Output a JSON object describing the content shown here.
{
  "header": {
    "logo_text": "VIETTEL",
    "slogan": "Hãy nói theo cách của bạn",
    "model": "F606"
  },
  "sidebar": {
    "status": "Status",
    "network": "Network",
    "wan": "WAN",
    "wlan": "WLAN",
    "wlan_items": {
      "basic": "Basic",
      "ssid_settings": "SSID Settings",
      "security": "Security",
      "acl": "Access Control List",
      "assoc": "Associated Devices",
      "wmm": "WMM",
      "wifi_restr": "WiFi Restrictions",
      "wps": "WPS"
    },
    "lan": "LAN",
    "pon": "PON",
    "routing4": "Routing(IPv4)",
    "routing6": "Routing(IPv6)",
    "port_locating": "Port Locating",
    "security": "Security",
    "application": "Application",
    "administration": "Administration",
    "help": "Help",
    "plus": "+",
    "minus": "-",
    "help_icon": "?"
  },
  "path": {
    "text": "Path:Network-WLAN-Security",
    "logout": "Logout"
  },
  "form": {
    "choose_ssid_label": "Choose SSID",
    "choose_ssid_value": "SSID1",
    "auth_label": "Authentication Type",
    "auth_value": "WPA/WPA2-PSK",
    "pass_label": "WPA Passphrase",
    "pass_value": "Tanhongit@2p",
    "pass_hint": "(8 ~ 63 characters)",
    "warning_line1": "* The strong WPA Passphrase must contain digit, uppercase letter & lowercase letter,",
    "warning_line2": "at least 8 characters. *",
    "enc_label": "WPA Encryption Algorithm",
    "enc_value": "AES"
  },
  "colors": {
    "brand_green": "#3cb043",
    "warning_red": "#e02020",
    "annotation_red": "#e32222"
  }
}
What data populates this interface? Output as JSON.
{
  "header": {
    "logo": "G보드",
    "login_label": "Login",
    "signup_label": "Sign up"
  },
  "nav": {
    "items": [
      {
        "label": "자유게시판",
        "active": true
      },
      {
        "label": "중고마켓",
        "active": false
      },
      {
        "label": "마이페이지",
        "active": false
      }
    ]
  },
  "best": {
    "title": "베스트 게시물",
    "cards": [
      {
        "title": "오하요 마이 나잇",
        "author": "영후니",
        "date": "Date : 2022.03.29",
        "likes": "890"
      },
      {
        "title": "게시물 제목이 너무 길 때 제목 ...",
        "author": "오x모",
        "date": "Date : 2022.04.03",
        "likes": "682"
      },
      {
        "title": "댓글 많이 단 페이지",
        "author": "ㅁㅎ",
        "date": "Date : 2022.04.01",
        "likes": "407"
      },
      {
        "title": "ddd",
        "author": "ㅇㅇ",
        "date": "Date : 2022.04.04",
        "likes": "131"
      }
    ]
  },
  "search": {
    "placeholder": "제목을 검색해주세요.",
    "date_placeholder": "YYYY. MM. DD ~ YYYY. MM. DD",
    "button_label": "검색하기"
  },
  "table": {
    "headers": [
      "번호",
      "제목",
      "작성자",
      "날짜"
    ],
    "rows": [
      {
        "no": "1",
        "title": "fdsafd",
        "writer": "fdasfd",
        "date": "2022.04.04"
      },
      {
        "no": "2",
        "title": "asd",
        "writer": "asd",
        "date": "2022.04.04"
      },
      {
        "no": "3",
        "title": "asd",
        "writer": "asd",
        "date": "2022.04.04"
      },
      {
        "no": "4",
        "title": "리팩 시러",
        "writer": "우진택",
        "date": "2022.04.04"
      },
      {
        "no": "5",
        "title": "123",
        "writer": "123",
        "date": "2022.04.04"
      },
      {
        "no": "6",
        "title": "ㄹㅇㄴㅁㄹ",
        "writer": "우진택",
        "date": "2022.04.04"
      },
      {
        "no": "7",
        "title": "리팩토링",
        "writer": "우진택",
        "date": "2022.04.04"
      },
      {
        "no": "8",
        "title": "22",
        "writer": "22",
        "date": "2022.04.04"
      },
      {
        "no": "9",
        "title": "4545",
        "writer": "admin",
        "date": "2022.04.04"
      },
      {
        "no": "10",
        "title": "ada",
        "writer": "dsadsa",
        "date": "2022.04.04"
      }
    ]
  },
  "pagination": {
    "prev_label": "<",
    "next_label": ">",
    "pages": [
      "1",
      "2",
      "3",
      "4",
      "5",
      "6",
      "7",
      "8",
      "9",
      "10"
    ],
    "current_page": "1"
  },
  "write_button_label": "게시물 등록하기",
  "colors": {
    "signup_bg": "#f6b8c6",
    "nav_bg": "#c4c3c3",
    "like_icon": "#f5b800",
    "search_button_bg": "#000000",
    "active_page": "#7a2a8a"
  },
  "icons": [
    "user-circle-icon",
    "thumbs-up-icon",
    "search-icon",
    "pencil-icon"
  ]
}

__JOB__
Search the listing for the string "Network". Copy each line where it turns up.

__RESPONSE TO THIS TASK__
    "network": "Network",
    "text": "Path:Network-WLAN-Security",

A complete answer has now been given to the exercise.